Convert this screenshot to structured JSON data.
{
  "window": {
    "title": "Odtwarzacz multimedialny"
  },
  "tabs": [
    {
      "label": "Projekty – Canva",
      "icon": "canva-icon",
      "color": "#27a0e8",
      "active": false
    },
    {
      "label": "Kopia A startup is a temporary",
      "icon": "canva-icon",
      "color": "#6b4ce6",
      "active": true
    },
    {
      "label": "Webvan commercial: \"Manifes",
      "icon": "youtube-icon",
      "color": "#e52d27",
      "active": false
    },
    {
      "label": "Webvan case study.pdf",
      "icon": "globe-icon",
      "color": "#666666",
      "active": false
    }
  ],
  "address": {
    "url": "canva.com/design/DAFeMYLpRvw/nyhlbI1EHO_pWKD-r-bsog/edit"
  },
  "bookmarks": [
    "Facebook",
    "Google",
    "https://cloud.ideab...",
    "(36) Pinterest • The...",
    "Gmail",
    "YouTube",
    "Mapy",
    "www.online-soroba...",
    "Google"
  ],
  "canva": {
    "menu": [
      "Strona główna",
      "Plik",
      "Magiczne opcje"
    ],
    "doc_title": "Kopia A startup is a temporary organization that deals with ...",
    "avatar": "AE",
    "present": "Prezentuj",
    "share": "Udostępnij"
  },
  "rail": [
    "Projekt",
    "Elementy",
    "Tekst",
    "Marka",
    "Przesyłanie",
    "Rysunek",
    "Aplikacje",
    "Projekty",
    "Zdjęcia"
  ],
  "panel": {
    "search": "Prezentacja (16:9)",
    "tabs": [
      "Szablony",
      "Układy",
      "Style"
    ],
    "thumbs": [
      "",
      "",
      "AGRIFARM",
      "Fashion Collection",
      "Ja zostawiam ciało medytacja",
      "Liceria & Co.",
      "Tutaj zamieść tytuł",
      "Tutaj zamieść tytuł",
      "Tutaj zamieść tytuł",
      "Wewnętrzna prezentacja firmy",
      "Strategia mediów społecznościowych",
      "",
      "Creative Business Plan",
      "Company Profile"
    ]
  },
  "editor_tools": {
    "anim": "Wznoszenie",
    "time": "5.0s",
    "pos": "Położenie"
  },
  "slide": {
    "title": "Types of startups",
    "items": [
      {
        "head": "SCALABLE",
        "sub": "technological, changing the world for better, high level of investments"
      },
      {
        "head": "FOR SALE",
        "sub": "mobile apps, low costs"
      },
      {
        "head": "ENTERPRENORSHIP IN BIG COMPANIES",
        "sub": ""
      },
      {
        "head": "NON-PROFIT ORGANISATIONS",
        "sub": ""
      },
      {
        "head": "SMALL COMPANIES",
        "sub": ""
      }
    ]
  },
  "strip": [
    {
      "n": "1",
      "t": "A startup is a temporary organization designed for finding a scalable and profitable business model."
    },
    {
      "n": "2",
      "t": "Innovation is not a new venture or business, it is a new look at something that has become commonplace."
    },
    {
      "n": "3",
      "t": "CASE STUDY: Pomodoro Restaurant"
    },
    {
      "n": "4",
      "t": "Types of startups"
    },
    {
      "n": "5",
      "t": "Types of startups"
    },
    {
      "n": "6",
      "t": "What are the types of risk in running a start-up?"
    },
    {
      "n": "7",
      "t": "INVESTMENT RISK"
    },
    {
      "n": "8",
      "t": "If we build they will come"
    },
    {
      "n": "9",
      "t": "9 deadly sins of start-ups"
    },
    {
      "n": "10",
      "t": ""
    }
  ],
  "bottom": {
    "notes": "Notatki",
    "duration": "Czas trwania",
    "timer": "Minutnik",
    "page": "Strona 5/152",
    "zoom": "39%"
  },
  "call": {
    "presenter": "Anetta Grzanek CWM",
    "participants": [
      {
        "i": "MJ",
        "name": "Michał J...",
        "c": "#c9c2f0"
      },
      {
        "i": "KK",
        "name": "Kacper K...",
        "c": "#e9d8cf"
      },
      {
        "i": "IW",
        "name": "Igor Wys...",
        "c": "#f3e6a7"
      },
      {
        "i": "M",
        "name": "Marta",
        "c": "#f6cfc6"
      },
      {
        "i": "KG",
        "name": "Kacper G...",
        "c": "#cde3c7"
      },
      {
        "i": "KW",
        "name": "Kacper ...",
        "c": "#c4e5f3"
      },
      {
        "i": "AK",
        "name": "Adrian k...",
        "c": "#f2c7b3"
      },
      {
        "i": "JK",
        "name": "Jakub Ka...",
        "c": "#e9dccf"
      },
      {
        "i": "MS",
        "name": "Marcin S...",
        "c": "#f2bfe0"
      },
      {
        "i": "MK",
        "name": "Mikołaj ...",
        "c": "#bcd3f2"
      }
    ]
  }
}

________

WHAT IS BEING ASKED
Identify every line above with the string "that" in it. Copy those lines.

ANSWER TO THIS PROBLEM
    "doc_title": "Kopia A startup is a temporary organization that deals with ...",
      "t": "Innovation is not a new venture or business, it is a new look at something that has become commonplace."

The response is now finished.